▶ **Required work**: Locate and copy all lines bearing the word "title".

--- begin Records for this task ---

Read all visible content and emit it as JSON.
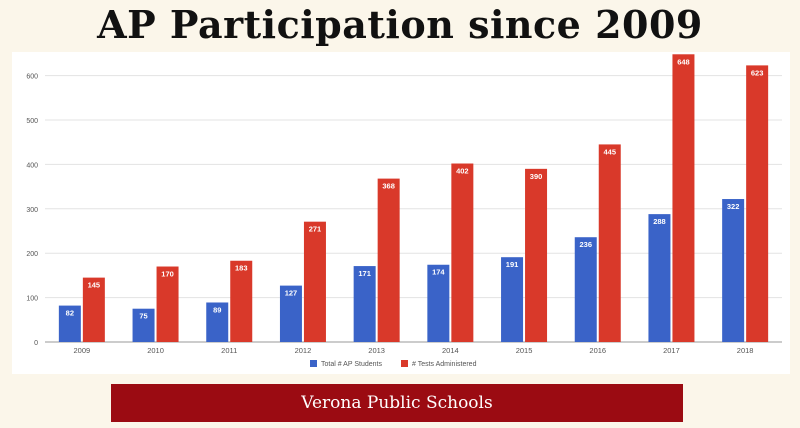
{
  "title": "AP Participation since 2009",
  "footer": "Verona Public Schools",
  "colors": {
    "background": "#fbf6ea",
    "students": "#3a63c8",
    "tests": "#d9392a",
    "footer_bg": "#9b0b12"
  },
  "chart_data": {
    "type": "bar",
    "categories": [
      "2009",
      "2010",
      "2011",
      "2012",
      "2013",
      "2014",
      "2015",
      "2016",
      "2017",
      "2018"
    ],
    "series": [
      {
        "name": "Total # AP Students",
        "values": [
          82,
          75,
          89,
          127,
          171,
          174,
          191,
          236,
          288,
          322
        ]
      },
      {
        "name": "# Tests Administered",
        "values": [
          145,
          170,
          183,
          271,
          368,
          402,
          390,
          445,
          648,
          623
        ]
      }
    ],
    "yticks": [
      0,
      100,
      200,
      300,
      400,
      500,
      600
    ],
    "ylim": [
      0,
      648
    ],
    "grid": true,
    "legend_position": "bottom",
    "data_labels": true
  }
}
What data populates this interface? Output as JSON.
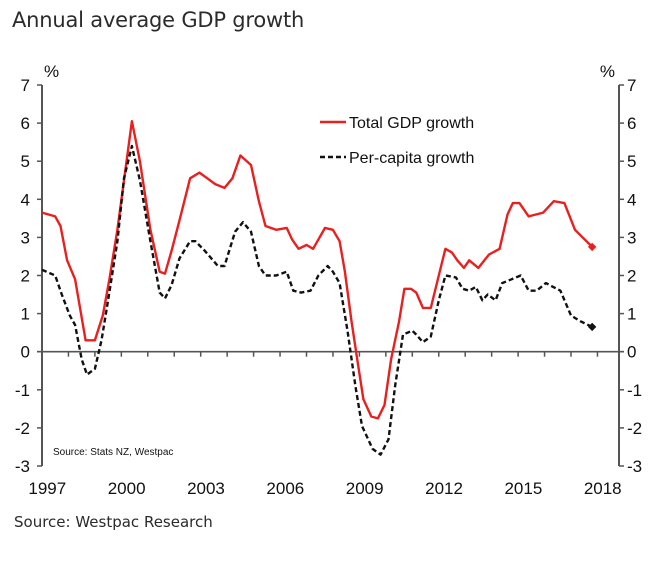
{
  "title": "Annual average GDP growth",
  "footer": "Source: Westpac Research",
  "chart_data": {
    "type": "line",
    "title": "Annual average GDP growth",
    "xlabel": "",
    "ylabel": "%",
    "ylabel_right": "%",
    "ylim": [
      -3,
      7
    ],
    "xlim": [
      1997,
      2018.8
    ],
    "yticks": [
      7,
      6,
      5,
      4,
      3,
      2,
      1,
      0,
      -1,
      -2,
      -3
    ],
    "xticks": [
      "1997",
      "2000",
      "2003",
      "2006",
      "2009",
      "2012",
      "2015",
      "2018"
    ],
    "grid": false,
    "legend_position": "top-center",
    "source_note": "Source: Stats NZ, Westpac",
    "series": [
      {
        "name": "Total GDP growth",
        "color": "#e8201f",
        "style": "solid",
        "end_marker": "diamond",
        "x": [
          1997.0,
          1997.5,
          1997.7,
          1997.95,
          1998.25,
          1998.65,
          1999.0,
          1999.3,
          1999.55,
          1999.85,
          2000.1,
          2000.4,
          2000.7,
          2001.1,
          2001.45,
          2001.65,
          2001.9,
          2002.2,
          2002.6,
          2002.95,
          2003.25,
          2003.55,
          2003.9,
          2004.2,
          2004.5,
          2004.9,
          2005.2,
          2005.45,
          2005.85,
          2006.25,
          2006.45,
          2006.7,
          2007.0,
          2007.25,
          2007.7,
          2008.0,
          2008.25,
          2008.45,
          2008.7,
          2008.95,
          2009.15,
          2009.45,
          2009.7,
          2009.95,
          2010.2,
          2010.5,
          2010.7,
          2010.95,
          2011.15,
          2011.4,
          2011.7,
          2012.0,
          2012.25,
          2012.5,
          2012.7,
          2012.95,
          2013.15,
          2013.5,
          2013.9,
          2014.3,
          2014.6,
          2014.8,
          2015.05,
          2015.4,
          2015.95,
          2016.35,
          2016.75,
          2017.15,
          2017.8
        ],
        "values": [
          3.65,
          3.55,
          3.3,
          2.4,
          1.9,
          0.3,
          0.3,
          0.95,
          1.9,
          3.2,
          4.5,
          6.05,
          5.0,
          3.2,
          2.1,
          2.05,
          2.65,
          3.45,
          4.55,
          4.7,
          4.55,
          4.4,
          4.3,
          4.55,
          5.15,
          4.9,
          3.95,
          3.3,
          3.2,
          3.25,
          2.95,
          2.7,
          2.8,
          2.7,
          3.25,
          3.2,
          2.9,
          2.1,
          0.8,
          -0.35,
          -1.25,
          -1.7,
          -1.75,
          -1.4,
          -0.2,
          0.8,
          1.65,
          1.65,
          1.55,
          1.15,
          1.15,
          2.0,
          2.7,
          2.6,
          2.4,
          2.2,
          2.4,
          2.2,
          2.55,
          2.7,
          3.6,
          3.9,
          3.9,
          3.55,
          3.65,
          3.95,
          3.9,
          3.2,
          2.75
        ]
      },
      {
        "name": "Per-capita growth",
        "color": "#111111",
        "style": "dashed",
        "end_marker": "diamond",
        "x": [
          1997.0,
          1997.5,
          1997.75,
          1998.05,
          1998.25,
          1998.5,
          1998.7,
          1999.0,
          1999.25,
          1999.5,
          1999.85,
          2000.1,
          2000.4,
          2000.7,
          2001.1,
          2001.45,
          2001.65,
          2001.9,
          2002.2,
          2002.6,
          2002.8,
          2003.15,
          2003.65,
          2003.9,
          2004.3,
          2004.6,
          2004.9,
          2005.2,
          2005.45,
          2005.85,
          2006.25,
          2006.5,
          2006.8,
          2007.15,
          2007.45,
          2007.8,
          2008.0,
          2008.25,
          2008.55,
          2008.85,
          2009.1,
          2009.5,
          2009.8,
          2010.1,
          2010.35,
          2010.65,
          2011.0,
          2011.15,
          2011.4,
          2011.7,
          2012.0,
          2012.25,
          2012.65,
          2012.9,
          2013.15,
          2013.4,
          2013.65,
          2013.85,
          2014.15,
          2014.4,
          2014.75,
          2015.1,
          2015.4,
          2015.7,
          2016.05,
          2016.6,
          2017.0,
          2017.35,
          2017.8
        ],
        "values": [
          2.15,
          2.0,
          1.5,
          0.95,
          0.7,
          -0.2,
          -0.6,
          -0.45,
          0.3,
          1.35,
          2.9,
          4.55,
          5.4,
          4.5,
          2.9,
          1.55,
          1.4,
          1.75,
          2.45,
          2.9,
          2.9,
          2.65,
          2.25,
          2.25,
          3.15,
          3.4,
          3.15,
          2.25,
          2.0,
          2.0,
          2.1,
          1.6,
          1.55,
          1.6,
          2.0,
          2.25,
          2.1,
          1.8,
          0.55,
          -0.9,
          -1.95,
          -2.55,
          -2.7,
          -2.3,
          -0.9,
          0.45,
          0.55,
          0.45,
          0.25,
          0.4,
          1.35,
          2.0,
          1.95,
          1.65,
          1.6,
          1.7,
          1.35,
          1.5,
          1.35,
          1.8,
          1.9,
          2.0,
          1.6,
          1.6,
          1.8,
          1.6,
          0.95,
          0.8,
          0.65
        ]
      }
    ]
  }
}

--- end Records for this task ---

▶ **Final result**:
  "title": "AP Participation since 2009",
  "title": "Annual average GDP growth",
    "title": "Annual average GDP growth",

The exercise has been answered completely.